WRITTEN INSTRUCTION:
Return each line of the listing that contains the string "эффективности".

DATASET EXCERPTS:
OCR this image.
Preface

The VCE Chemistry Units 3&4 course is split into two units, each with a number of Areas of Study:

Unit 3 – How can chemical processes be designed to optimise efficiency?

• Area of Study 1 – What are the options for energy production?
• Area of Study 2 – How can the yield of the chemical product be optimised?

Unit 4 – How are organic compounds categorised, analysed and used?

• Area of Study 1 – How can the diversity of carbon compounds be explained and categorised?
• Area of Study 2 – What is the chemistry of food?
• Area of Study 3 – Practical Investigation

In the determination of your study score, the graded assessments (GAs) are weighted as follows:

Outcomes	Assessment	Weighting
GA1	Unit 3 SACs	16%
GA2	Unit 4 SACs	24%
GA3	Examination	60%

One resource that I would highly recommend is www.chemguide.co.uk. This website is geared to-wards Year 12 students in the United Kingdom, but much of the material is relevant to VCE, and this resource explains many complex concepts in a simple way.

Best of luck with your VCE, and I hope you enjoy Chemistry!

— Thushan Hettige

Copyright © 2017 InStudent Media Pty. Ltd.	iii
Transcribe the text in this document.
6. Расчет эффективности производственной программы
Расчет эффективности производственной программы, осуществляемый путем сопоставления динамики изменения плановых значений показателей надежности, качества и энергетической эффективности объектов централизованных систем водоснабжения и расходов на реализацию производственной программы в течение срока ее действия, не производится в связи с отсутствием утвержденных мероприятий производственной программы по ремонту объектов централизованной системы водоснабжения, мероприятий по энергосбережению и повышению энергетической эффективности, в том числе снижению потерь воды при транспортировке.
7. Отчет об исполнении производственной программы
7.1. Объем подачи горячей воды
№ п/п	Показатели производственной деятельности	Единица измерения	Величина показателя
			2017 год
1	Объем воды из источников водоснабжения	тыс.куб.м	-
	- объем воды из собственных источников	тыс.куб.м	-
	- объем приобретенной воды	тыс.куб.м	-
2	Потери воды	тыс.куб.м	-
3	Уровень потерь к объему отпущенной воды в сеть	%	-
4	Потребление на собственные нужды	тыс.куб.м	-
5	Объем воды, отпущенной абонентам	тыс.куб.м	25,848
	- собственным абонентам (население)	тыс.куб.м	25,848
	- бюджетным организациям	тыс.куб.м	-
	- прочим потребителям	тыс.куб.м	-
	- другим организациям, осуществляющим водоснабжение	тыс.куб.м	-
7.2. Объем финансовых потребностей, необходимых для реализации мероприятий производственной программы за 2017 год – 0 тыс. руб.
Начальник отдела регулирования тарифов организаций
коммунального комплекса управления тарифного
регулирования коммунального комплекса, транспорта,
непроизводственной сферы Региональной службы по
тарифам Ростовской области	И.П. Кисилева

COMPLETE OUTPUT:
6. Расчет эффективности производственной программы
Расчет эффективности производственной программы, осуществляемый путем сопоставления динамики изменения плановых значений показателей надежности, качества и энергетической эффективности объектов централизованных систем водоснабжения и расходов на реализацию производственной программы в течение срока ее действия, не производится в связи с отсутствием утвержденных мероприятий производственной программы по ремонту объектов централизованной системы водоснабжения, мероприятий по энергосбережению и повышению энергетической эффективности, в том числе снижению потерь воды при транспортировке.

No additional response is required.